Instructions to follow
Give every line from the entries that contains "Black".
---------- Working data
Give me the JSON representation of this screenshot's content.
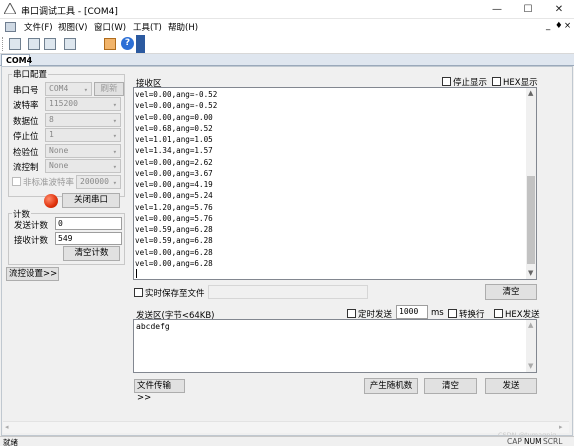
{
  "window": {
    "title": "串口调试工具 - [COM4]",
    "minimize": "—",
    "maximize": "☐",
    "close": "✕"
  },
  "menu": {
    "items": [
      "文件(F)",
      "视图(V)",
      "窗口(W)",
      "工具(T)",
      "帮助(H)"
    ],
    "right": [
      "_",
      "♦",
      "×"
    ]
  },
  "toolbar": {
    "icons": [
      "console-icon",
      "split-h-icon",
      "split-v-icon",
      "save-icon",
      "config-icon",
      "help-icon"
    ]
  },
  "tab": {
    "label": "COM4"
  },
  "port_config": {
    "group_label": "串口配置",
    "port": {
      "label": "串口号",
      "value": "COM4",
      "refresh": "刷新"
    },
    "baud": {
      "label": "波特率",
      "value": "115200"
    },
    "databits": {
      "label": "数据位",
      "value": "8"
    },
    "stopbits": {
      "label": "停止位",
      "value": "1"
    },
    "parity": {
      "label": "检验位",
      "value": "None"
    },
    "flow": {
      "label": "流控制",
      "value": "None"
    },
    "nonstd": {
      "label": "非标准波特率",
      "value": "200000"
    },
    "close_button": "关闭串口"
  },
  "counts": {
    "group_label": "计数",
    "sent_label": "发送计数",
    "sent": "0",
    "recv_label": "接收计数",
    "recv": "549",
    "clear": "清空计数"
  },
  "flow_settings": "流控设置>>",
  "receive": {
    "label": "接收区",
    "stop_display": "停止显示",
    "hex_display": "HEX显示",
    "lines": [
      "vel=0.00,ang=-0.52",
      "vel=0.00,ang=-0.52",
      "vel=0.00,ang=0.00",
      "vel=0.68,ang=0.52",
      "vel=1.01,ang=1.05",
      "vel=1.34,ang=1.57",
      "vel=0.00,ang=2.62",
      "vel=0.00,ang=3.67",
      "vel=0.00,ang=4.19",
      "vel=0.00,ang=5.24",
      "vel=1.20,ang=5.76",
      "vel=0.00,ang=5.76",
      "vel=0.59,ang=6.28",
      "vel=0.59,ang=6.28",
      "vel=0.00,ang=6.28",
      "vel=0.00,ang=6.28"
    ]
  },
  "save_file": {
    "label": "实时保存至文件",
    "path": "",
    "clear": "清空"
  },
  "send": {
    "label": "发送区(字节<64KB)",
    "timed": "定时发送",
    "interval": "1000",
    "unit": "ms",
    "newline": "转换行",
    "hex": "HEX发送",
    "content": "abcdefg"
  },
  "bottom": {
    "file_transfer": "文件传输>>",
    "random": "产生随机数",
    "clear": "清空",
    "send": "发送"
  },
  "status": {
    "left": "就绪",
    "indicators": [
      "CAP",
      "NUM",
      "SCRL"
    ],
    "watermark": "CSDN @tumagpig"
  }
}
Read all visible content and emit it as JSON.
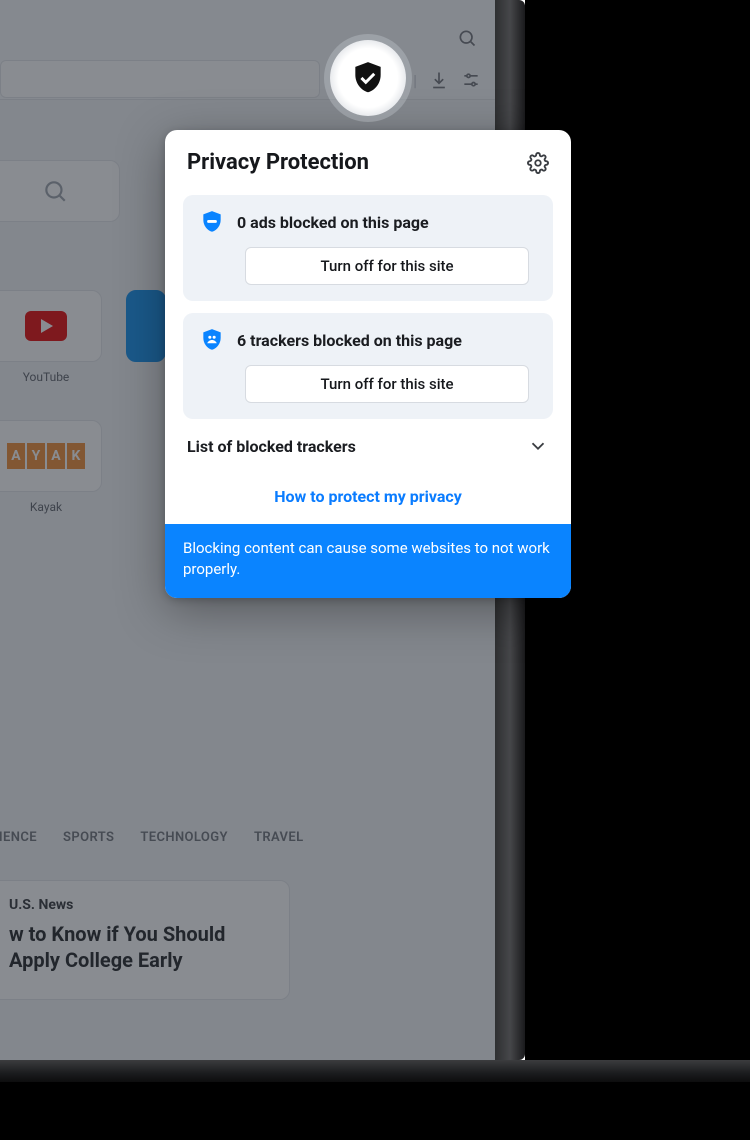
{
  "toolbar": {
    "icons": {
      "search": "search-icon",
      "shield": "shield-check-icon",
      "camera": "camera-icon",
      "download": "download-icon",
      "sliders": "settings-sliders-icon"
    }
  },
  "speeddial": {
    "tiles": [
      {
        "id": "youtube",
        "label": "YouTube"
      },
      {
        "id": "kayak",
        "label": "Kayak",
        "letters": [
          "A",
          "Y",
          "A",
          "K"
        ]
      }
    ]
  },
  "categories": [
    "CIENCE",
    "SPORTS",
    "TECHNOLOGY",
    "TRAVEL"
  ],
  "news": {
    "kicker": "U.S. News",
    "headline": "w to Know if You Should Apply College Early"
  },
  "popover": {
    "title": "Privacy Protection",
    "ads": {
      "count": 0,
      "text": "0 ads blocked on this page",
      "button": "Turn off for this site"
    },
    "trackers": {
      "count": 6,
      "text": "6 trackers blocked on this page",
      "button": "Turn off for this site"
    },
    "list_label": "List of blocked trackers",
    "help_link": "How to protect my privacy",
    "footer": "Blocking content can cause some websites to not work properly."
  }
}
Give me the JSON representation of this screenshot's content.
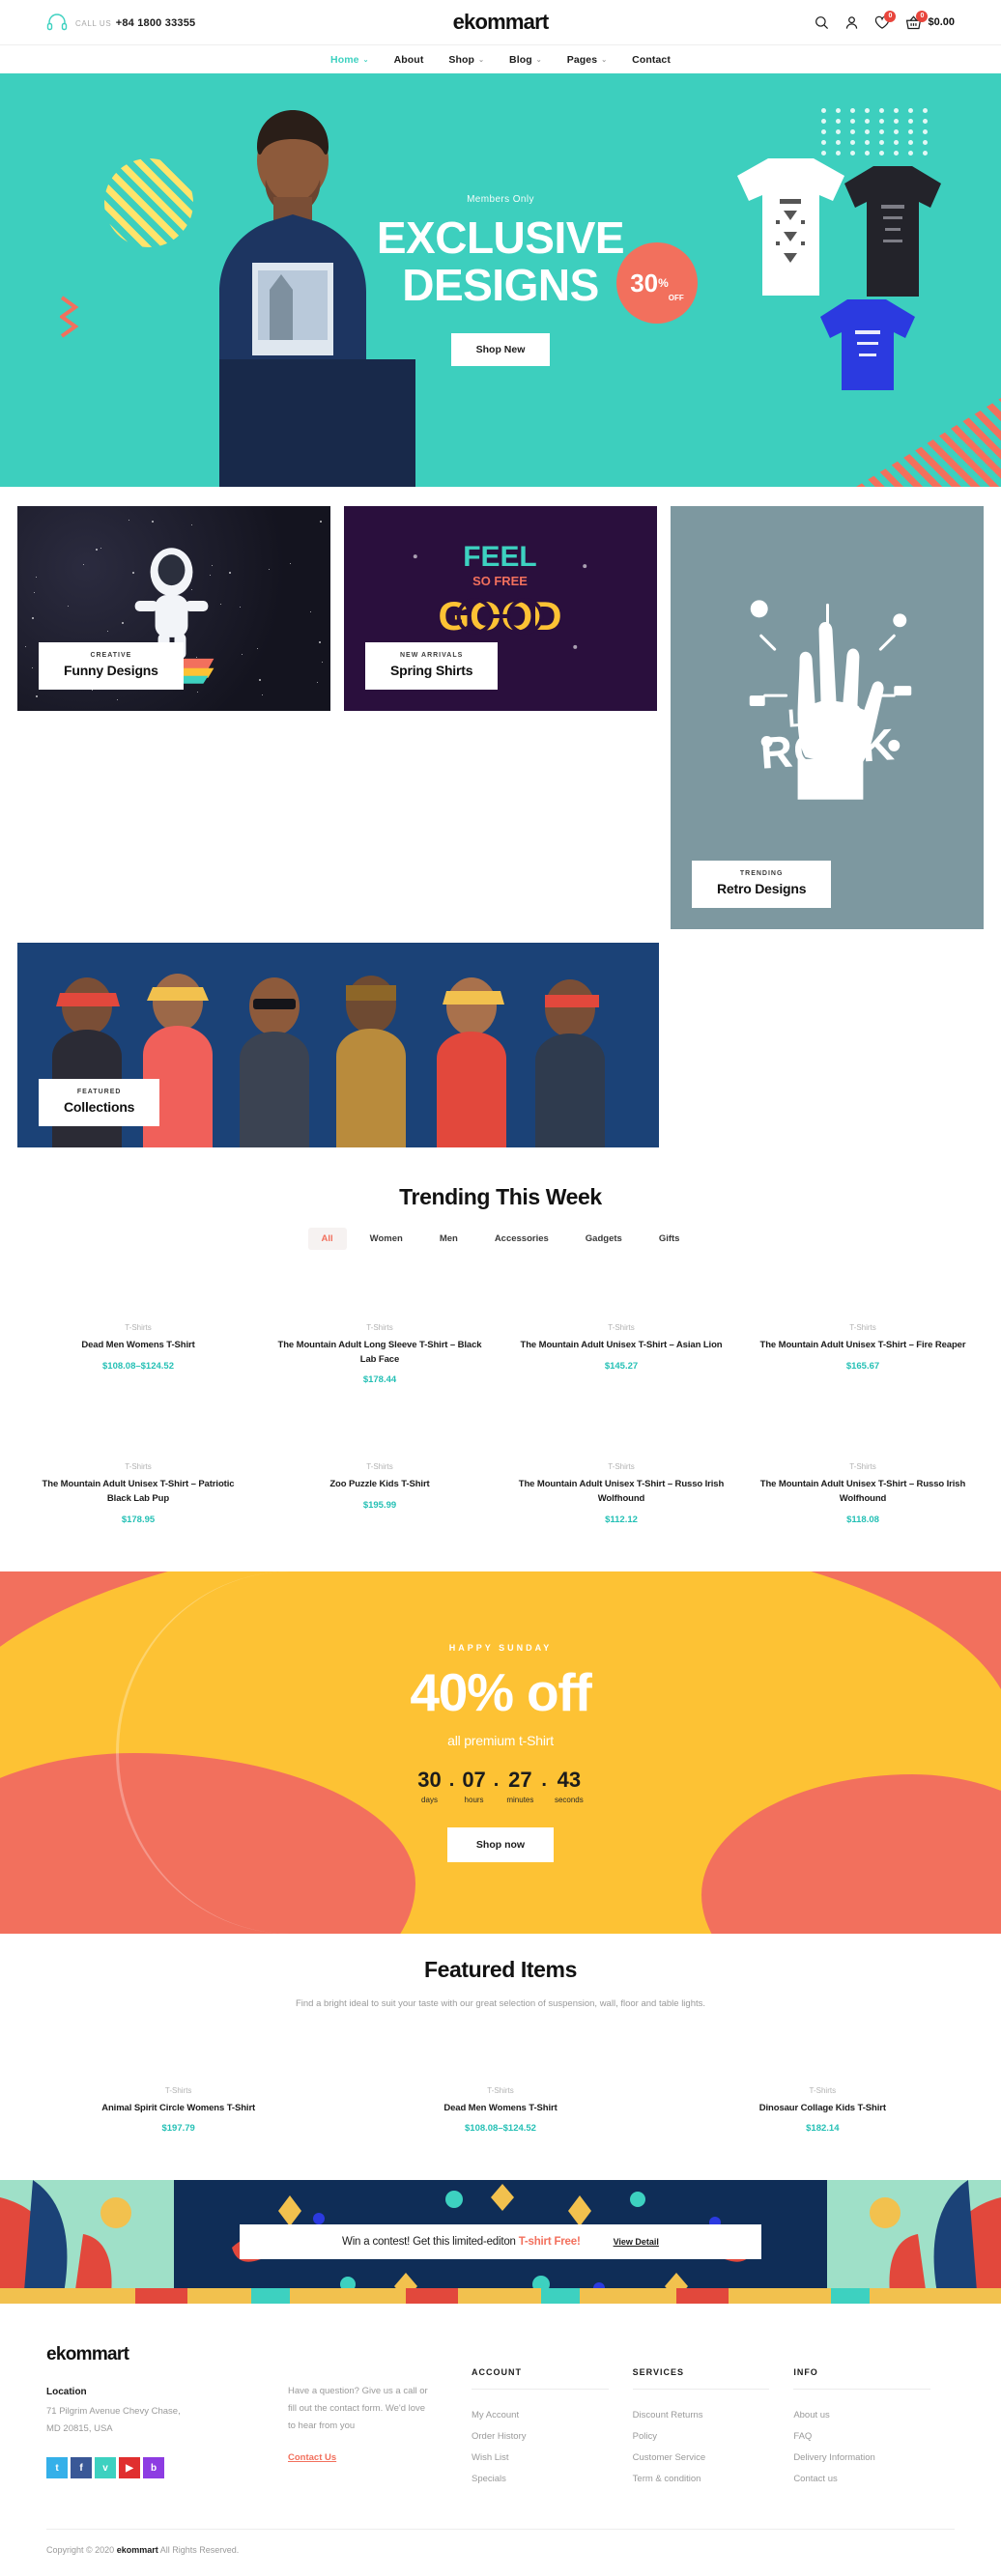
{
  "header": {
    "call_label": "CALL US",
    "phone": "+84 1800 33355",
    "brand": "ekommart",
    "icons": {
      "search": "search-icon",
      "account": "user-icon",
      "wishlist": "heart-icon",
      "cart": "basket-icon"
    },
    "wishlist_count": "0",
    "cart_count": "0",
    "cart_total": "$0.00"
  },
  "nav": {
    "items": [
      {
        "label": "Home",
        "caret": "⌄",
        "active": true
      },
      {
        "label": "About",
        "caret": "",
        "active": false
      },
      {
        "label": "Shop",
        "caret": "⌄",
        "active": false
      },
      {
        "label": "Blog",
        "caret": "⌄",
        "active": false
      },
      {
        "label": "Pages",
        "caret": "⌄",
        "active": false
      },
      {
        "label": "Contact",
        "caret": "",
        "active": false
      }
    ]
  },
  "hero": {
    "eyebrow": "Members Only",
    "title_line1": "EXCLUSIVE",
    "title_line2": "DESIGNS",
    "button": "Shop New",
    "badge_number": "30",
    "badge_percent": "%",
    "badge_off": "OFF",
    "bg_color": "#3dcfbe",
    "badge_color": "#f2705d"
  },
  "categories": [
    {
      "sub": "CREATIVE",
      "name": "Funny Designs"
    },
    {
      "sub": "NEW ARRIVALS",
      "name": "Spring Shirts"
    },
    {
      "sub": "TRENDING",
      "name": "Retro Designs"
    },
    {
      "sub": "FEATURED",
      "name": "Collections"
    }
  ],
  "retro_art": {
    "line1": "LET'S",
    "line2": "ROCK"
  },
  "trending": {
    "title": "Trending This Week",
    "tabs": [
      {
        "label": "All",
        "active": true
      },
      {
        "label": "Women",
        "active": false
      },
      {
        "label": "Men",
        "active": false
      },
      {
        "label": "Accessories",
        "active": false
      },
      {
        "label": "Gadgets",
        "active": false
      },
      {
        "label": "Gifts",
        "active": false
      }
    ],
    "products": [
      {
        "cat": "T-Shirts",
        "name": "Dead Men Womens T-Shirt",
        "price": "$108.08–$124.52"
      },
      {
        "cat": "T-Shirts",
        "name": "The Mountain Adult Long Sleeve T-Shirt – Black Lab Face",
        "price": "$178.44"
      },
      {
        "cat": "T-Shirts",
        "name": "The Mountain Adult Unisex T-Shirt – Asian Lion",
        "price": "$145.27"
      },
      {
        "cat": "T-Shirts",
        "name": "The Mountain Adult Unisex T-Shirt – Fire Reaper",
        "price": "$165.67"
      },
      {
        "cat": "T-Shirts",
        "name": "The Mountain Adult Unisex T-Shirt – Patriotic Black Lab Pup",
        "price": "$178.95"
      },
      {
        "cat": "T-Shirts",
        "name": "Zoo Puzzle Kids T-Shirt",
        "price": "$195.99"
      },
      {
        "cat": "T-Shirts",
        "name": "The Mountain Adult Unisex T-Shirt – Russo Irish Wolfhound",
        "price": "$112.12"
      },
      {
        "cat": "T-Shirts",
        "name": "The Mountain Adult Unisex T-Shirt – Russo Irish Wolfhound",
        "price": "$118.08"
      }
    ]
  },
  "promo": {
    "eyebrow": "HAPPY SUNDAY",
    "headline": "40% off",
    "subline": "all premium t-Shirt",
    "countdown": [
      {
        "value": "30",
        "label": "days"
      },
      {
        "value": "07",
        "label": "hours"
      },
      {
        "value": "27",
        "label": "minutes"
      },
      {
        "value": "43",
        "label": "seconds"
      }
    ],
    "separator": ".",
    "button": "Shop now",
    "bg_color": "#f2705d",
    "blob_color": "#fdc234"
  },
  "featured": {
    "title": "Featured Items",
    "subtitle": "Find a bright ideal to suit your taste with our great selection of suspension, wall, floor and table lights.",
    "products": [
      {
        "cat": "T-Shirts",
        "name": "Animal Spirit Circle Womens T-Shirt",
        "price": "$197.79"
      },
      {
        "cat": "T-Shirts",
        "name": "Dead Men Womens T-Shirt",
        "price": "$108.08–$124.52"
      },
      {
        "cat": "T-Shirts",
        "name": "Dinosaur Collage Kids T-Shirt",
        "price": "$182.14"
      }
    ]
  },
  "contest": {
    "text_plain": "Win a contest! Get this limited-editon ",
    "text_highlight": "T-shirt Free!",
    "link": "View Detail",
    "highlight_color": "#f2705d"
  },
  "footer": {
    "brand": "ekommart",
    "location_title": "Location",
    "location_line1": "71 Pilgrim Avenue Chevy Chase,",
    "location_line2": "MD 20815, USA",
    "socials": [
      {
        "name": "twitter",
        "glyph": "t",
        "color": "#35b0e9"
      },
      {
        "name": "facebook",
        "glyph": "f",
        "color": "#3a5897"
      },
      {
        "name": "vimeo",
        "glyph": "v",
        "color": "#3dd1c0"
      },
      {
        "name": "youtube",
        "glyph": "▶",
        "color": "#e02f2f"
      },
      {
        "name": "behance",
        "glyph": "b",
        "color": "#8d3ce2"
      }
    ],
    "contact_text_line1": "Have a question? Give us a call or",
    "contact_text_line2": "fill out the contact form. We'd love",
    "contact_text_line3": "to hear from you",
    "contact_link": "Contact Us",
    "columns": [
      {
        "head": "ACCOUNT",
        "links": [
          "My Account",
          "Order History",
          "Wish List",
          "Specials"
        ]
      },
      {
        "head": "SERVICES",
        "links": [
          "Discount Returns",
          "Policy",
          "Customer Service",
          "Term & condition"
        ]
      },
      {
        "head": "INFO",
        "links": [
          "About us",
          "FAQ",
          "Delivery Information",
          "Contact us"
        ]
      }
    ],
    "copyright_pre": "Copyright © 2020 ",
    "copyright_brand": "ekommart",
    "copyright_post": " All Rights Reserved."
  }
}
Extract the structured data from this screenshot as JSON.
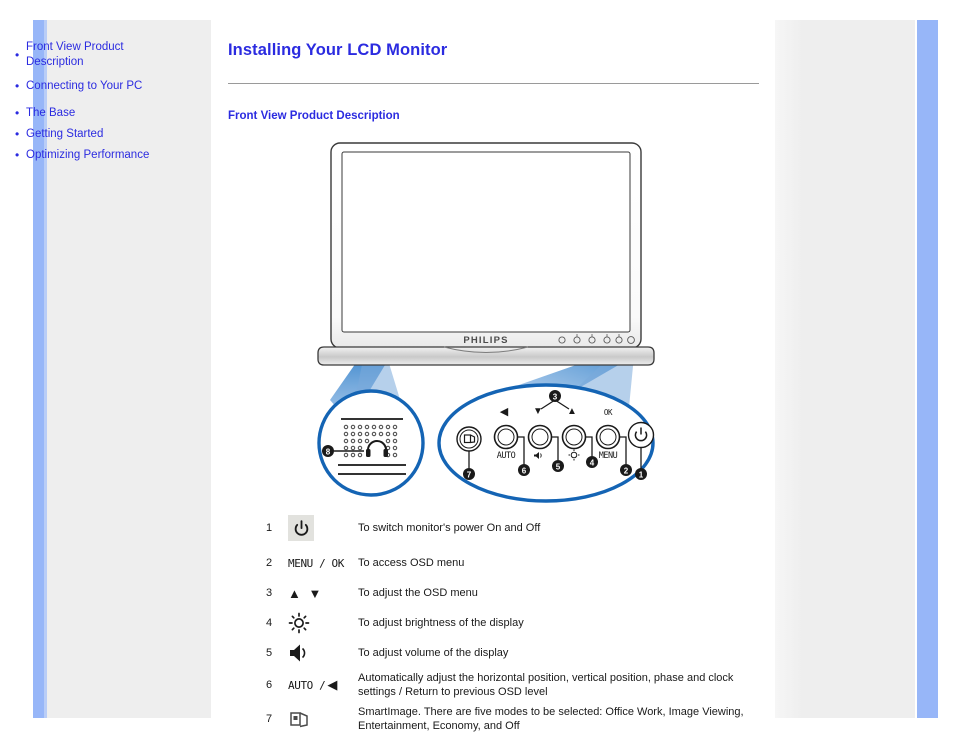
{
  "sidebar": {
    "items": [
      {
        "label": "Front View Product Description",
        "two_line": true
      },
      {
        "label": "Connecting to Your PC",
        "two_line": false
      },
      {
        "label": "The Base",
        "two_line": false
      },
      {
        "label": "Getting Started",
        "two_line": false
      },
      {
        "label": "Optimizing Performance",
        "two_line": false
      }
    ]
  },
  "main": {
    "title": "Installing Your LCD Monitor",
    "section_heading": "Front View Product Description"
  },
  "figure": {
    "brand_logo": "PHILIPS",
    "callout_labels": [
      "1",
      "2",
      "3",
      "4",
      "5",
      "6",
      "7",
      "8"
    ],
    "panel_marks": {
      "auto": "AUTO",
      "menu": "MENU",
      "ok": "OK"
    }
  },
  "legend": {
    "rows": [
      {
        "num": "1",
        "icon": "power-icon",
        "icon_label": "",
        "text": "To switch monitor's power On and Off"
      },
      {
        "num": "2",
        "icon": "menu-ok-icon",
        "icon_label": "MENU / OK",
        "text": "To access OSD menu"
      },
      {
        "num": "3",
        "icon": "up-down-arrows-icon",
        "icon_label": "▲ ▼",
        "text": "To adjust the OSD menu"
      },
      {
        "num": "4",
        "icon": "brightness-icon",
        "icon_label": "",
        "text": "To adjust brightness of the display"
      },
      {
        "num": "5",
        "icon": "volume-icon",
        "icon_label": "",
        "text": "To adjust volume of the display"
      },
      {
        "num": "6",
        "icon": "auto-back-icon",
        "icon_label": "AUTO /",
        "text": "Automatically adjust the horizontal position, vertical position, phase and clock settings / Return to previous OSD level"
      },
      {
        "num": "7",
        "icon": "smartimage-icon",
        "icon_label": "",
        "text": "SmartImage. There are five modes to be selected: Office Work, Image Viewing, Entertainment, Economy, and Off"
      }
    ]
  },
  "colors": {
    "link_blue": "#2b2be0",
    "accent_blue": "#97b6f8",
    "panel_grey": "#eeeeee",
    "callout_blue": "#1464b4",
    "beam_blue": "#6f9fd8"
  }
}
--------------------
Finished task
        "name": "The Mountain Adult Long Sleeve T-Shirt – Black Lab Face",
        "name": "The Mountain Adult Unisex T-Shirt – Patriotic Black Lab Pup",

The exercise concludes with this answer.